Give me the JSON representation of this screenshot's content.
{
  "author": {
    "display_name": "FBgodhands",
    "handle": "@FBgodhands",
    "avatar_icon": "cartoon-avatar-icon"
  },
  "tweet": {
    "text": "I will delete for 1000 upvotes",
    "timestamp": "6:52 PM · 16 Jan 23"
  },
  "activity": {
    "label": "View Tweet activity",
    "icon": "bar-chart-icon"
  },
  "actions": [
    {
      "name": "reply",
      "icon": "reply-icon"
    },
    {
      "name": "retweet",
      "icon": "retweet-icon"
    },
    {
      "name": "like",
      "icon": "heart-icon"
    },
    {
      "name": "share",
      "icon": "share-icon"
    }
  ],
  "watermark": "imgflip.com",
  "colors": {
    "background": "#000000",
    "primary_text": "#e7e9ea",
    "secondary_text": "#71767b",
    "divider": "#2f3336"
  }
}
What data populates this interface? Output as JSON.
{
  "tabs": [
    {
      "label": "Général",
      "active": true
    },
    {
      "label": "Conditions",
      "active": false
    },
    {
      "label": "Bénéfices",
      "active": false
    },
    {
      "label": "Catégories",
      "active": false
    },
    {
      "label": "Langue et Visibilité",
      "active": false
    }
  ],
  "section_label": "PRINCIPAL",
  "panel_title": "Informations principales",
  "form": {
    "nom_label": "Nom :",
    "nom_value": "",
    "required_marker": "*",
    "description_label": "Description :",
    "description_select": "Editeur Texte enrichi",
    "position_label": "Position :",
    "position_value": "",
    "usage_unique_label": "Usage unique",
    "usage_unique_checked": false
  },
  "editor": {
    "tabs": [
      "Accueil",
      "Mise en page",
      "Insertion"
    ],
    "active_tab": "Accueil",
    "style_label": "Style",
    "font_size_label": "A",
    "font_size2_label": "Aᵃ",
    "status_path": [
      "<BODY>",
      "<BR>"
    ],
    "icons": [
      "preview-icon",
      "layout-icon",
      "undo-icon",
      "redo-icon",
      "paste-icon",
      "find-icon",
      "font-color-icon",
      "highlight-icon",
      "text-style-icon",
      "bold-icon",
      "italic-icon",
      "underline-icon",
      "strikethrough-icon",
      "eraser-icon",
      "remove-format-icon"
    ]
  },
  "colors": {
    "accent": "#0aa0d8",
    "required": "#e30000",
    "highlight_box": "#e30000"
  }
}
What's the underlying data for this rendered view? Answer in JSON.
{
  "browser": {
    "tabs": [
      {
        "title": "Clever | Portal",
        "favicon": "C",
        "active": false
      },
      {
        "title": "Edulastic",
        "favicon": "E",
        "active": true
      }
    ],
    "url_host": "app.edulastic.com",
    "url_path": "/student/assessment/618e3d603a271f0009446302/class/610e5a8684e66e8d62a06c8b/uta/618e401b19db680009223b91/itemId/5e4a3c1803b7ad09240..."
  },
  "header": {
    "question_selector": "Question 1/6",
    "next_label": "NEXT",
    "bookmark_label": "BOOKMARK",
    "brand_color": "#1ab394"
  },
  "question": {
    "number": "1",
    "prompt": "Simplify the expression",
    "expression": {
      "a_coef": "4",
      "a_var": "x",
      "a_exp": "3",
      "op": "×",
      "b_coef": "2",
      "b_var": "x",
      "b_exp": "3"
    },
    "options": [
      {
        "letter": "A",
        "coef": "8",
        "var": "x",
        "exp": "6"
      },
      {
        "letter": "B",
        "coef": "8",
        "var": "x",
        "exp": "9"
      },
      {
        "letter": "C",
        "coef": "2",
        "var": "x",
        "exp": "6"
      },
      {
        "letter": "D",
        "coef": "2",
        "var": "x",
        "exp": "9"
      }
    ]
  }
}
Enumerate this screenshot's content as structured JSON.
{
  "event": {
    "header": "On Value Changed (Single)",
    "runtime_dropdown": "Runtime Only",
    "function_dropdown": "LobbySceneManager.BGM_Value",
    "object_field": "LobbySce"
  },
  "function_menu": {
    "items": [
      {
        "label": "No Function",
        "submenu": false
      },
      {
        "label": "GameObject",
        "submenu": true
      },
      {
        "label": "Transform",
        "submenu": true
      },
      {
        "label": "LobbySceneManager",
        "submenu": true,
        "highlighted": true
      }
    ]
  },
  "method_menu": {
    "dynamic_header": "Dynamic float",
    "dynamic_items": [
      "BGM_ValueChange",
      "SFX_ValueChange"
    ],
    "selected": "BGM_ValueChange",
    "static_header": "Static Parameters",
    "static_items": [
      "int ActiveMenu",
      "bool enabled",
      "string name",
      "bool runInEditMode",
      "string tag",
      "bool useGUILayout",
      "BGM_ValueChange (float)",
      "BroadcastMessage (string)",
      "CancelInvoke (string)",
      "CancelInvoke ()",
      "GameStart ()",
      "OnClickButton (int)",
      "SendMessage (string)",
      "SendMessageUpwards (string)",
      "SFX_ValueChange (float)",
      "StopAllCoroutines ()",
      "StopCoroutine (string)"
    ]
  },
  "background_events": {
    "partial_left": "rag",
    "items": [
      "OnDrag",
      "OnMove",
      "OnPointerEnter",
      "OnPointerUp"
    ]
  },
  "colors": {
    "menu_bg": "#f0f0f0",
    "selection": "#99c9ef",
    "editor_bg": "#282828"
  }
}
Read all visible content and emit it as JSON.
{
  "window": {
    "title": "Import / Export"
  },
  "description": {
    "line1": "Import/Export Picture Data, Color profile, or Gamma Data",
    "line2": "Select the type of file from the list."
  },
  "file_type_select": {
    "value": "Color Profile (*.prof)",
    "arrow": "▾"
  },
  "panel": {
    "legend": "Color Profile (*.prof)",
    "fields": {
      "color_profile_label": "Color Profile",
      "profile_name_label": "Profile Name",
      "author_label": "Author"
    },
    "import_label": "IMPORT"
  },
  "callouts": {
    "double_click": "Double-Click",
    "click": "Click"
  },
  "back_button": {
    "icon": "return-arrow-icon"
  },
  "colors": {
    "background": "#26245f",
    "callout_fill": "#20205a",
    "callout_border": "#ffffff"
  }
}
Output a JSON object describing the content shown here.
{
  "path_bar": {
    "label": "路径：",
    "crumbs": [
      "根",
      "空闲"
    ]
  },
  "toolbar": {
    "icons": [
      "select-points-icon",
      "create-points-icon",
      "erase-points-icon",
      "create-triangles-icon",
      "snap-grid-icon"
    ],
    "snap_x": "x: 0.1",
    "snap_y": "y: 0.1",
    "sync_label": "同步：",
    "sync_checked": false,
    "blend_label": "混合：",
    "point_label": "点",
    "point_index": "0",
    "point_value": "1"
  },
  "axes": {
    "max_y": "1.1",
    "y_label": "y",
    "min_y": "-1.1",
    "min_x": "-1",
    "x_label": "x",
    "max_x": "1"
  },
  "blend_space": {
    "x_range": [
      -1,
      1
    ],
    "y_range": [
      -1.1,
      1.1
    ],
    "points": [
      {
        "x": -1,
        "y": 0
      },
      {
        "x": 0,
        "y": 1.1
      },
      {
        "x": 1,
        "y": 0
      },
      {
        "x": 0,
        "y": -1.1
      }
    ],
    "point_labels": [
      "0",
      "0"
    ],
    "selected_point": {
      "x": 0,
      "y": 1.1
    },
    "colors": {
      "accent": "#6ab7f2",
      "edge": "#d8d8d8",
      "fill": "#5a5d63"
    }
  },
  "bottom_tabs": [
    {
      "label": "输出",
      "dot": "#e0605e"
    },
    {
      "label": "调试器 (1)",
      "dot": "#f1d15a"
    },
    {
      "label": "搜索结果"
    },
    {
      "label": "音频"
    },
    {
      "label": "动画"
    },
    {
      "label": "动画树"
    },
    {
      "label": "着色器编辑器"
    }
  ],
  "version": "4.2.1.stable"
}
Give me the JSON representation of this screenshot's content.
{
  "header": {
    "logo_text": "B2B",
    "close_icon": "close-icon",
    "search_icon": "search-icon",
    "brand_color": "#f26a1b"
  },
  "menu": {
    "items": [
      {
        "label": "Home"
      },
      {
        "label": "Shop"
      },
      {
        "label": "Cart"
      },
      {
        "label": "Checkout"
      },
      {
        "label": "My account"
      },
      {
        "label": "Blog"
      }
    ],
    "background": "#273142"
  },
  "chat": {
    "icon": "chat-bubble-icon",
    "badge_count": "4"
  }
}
----------
--- WHAT THE TASK REQUIRES ---
Tally the lines containing "content". Provide the number without any other words.

--- TASK SOLUTION ---
5